— START Stored data —

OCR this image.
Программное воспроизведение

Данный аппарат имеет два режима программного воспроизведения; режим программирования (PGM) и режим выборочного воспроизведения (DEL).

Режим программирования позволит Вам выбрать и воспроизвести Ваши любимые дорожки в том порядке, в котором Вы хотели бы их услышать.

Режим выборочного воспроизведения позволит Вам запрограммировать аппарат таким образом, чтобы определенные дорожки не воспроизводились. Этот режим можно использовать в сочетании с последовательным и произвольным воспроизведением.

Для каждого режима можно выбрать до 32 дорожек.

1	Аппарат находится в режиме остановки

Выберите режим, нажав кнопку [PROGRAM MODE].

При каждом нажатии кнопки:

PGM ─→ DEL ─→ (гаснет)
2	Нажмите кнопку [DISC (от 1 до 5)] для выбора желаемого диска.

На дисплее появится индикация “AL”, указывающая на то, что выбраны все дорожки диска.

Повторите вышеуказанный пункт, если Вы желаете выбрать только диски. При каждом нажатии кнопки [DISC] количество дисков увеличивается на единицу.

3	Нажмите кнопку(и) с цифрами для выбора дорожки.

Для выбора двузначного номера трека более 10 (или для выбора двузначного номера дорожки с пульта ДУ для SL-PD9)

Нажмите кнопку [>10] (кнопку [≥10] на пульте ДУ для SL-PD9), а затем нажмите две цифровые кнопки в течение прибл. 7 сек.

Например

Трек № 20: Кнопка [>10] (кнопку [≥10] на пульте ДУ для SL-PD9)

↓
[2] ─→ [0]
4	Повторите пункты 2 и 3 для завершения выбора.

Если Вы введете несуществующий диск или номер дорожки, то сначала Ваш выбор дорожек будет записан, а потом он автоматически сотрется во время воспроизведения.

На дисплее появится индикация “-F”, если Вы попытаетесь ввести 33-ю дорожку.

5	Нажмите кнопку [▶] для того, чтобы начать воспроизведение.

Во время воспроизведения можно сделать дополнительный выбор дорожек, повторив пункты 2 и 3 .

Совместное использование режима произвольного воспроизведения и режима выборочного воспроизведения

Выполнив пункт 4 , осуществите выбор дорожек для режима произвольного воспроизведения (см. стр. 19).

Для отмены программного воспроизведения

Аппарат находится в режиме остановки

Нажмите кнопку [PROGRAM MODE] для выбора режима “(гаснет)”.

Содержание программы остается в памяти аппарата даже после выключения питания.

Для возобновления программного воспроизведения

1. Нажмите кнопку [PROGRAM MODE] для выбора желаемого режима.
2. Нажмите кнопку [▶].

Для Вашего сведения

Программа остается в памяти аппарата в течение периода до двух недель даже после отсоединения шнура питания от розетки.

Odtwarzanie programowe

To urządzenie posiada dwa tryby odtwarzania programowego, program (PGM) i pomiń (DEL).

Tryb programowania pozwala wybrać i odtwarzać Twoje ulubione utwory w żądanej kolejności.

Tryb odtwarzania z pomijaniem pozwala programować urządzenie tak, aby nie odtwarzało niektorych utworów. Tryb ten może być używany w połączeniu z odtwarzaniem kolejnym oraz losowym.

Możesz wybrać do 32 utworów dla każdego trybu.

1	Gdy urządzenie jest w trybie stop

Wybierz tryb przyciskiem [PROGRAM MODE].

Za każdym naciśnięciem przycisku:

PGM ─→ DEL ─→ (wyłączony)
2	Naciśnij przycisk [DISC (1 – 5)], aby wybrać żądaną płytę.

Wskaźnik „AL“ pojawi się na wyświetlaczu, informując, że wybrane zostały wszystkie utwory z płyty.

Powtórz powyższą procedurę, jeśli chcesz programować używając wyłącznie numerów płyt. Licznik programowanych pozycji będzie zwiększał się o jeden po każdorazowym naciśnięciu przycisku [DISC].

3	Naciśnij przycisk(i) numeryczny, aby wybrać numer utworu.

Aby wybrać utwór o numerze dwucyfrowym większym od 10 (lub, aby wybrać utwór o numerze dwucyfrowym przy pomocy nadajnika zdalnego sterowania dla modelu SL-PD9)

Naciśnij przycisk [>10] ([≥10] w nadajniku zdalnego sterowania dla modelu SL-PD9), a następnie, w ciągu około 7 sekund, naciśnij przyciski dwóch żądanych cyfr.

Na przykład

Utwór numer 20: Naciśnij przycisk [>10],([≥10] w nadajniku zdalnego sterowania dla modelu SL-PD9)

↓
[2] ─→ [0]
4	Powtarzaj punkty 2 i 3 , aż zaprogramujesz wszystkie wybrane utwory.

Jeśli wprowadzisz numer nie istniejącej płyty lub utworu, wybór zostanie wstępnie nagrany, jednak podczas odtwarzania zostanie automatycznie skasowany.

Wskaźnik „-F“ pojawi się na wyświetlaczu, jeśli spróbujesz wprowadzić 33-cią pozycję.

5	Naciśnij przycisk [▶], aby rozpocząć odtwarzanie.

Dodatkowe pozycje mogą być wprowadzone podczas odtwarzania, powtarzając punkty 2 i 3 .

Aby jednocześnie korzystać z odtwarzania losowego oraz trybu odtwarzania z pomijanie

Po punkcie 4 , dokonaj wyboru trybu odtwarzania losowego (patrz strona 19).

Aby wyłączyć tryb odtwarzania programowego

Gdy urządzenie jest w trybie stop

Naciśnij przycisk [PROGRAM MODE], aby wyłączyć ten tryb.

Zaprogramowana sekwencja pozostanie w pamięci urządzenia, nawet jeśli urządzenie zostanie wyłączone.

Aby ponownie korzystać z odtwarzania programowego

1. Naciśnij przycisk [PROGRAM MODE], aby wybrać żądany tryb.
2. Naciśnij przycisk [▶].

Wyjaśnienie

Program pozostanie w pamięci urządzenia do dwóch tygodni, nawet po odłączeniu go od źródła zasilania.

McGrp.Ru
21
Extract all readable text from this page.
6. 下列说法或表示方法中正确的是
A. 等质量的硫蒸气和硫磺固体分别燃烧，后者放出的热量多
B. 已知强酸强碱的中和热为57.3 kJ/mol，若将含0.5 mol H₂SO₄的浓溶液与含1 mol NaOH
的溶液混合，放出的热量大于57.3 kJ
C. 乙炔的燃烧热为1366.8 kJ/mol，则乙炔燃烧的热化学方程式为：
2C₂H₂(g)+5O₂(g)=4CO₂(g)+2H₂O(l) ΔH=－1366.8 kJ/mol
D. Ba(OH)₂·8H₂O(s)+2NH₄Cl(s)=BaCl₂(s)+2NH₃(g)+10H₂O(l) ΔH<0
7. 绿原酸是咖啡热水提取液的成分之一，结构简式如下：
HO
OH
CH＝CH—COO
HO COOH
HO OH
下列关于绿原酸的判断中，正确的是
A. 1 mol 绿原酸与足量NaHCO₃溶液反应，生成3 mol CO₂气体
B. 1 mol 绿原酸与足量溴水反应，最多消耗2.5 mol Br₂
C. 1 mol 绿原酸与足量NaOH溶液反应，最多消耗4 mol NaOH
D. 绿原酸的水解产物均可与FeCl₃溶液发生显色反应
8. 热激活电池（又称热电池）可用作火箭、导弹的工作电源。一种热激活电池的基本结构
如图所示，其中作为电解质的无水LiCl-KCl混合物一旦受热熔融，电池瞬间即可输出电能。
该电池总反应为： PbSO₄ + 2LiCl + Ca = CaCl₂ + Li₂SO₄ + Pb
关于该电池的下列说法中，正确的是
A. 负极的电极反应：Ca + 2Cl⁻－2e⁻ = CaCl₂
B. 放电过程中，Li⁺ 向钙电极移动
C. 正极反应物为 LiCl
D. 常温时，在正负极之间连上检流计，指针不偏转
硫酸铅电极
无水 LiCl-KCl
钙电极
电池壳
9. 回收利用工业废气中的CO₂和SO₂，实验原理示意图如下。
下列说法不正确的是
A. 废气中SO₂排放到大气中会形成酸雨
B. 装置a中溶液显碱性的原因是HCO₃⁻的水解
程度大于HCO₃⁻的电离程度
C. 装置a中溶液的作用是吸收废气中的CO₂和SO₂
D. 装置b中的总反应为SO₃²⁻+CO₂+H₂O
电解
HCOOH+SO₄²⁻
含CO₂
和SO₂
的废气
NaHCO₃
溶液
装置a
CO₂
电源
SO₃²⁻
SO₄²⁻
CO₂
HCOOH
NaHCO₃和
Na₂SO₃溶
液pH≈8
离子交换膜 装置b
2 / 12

— END Stored data —

▸ **Problem details**:
Transcribe only the trailing portion of the entries above: the line that contains "Extract all readable text from this page." and each line after it.

▸ **The answer**:
Extract all readable text from this page.
6. 下列说法或表示方法中正确的是
A. 等质量的硫蒸气和硫磺固体分别燃烧，后者放出的热量多
B. 已知强酸强碱的中和热为57.3 kJ/mol，若将含0.5 mol H₂SO₄的浓溶液与含1 mol NaOH
的溶液混合，放出的热量大于57.3 kJ
C. 乙炔的燃烧热为1366.8 kJ/mol，则乙炔燃烧的热化学方程式为：
2C₂H₂(g)+5O₂(g)=4CO₂(g)+2H₂O(l) ΔH=－1366.8 kJ/mol
D. Ba(OH)₂·8H₂O(s)+2NH₄Cl(s)=BaCl₂(s)+2NH₃(g)+10H₂O(l) ΔH<0
7. 绿原酸是咖啡热水提取液的成分之一，结构简式如下：
HO
OH
CH＝CH—COO
HO COOH
HO OH
下列关于绿原酸的判断中，正确的是
A. 1 mol 绿原酸与足量NaHCO₃溶液反应，生成3 mol CO₂气体
B. 1 mol 绿原酸与足量溴水反应，最多消耗2.5 mol Br₂
C. 1 mol 绿原酸与足量NaOH溶液反应，最多消耗4 mol NaOH
D. 绿原酸的水解产物均可与FeCl₃溶液发生显色反应
8. 热激活电池（又称热电池）可用作火箭、导弹的工作电源。一种热激活电池的基本结构
如图所示，其中作为电解质的无水LiCl-KCl混合物一旦受热熔融，电池瞬间即可输出电能。
该电池总反应为： PbSO₄ + 2LiCl + Ca = CaCl₂ + Li₂SO₄ + Pb
关于该电池的下列说法中，正确的是
A. 负极的电极反应：Ca + 2Cl⁻－2e⁻ = CaCl₂
B. 放电过程中，Li⁺ 向钙电极移动
C. 正极反应物为 LiCl
D. 常温时，在正负极之间连上检流计，指针不偏转
硫酸铅电极
无水 LiCl-KCl
钙电极
电池壳
9. 回收利用工业废气中的CO₂和SO₂，实验原理示意图如下。
下列说法不正确的是
A. 废气中SO₂排放到大气中会形成酸雨
B. 装置a中溶液显碱性的原因是HCO₃⁻的水解
程度大于HCO₃⁻的电离程度
C. 装置a中溶液的作用是吸收废气中的CO₂和SO₂
D. 装置b中的总反应为SO₃²⁻+CO₂+H₂O
电解
HCOOH+SO₄²⁻
含CO₂
和SO₂
的废气
NaHCO₃
溶液
装置a
CO₂
电源
SO₃²⁻
SO₄²⁻
CO₂
HCOOH
NaHCO₃和
Na₂SO₃溶
液pH≈8
离子交换膜 装置b
2 / 12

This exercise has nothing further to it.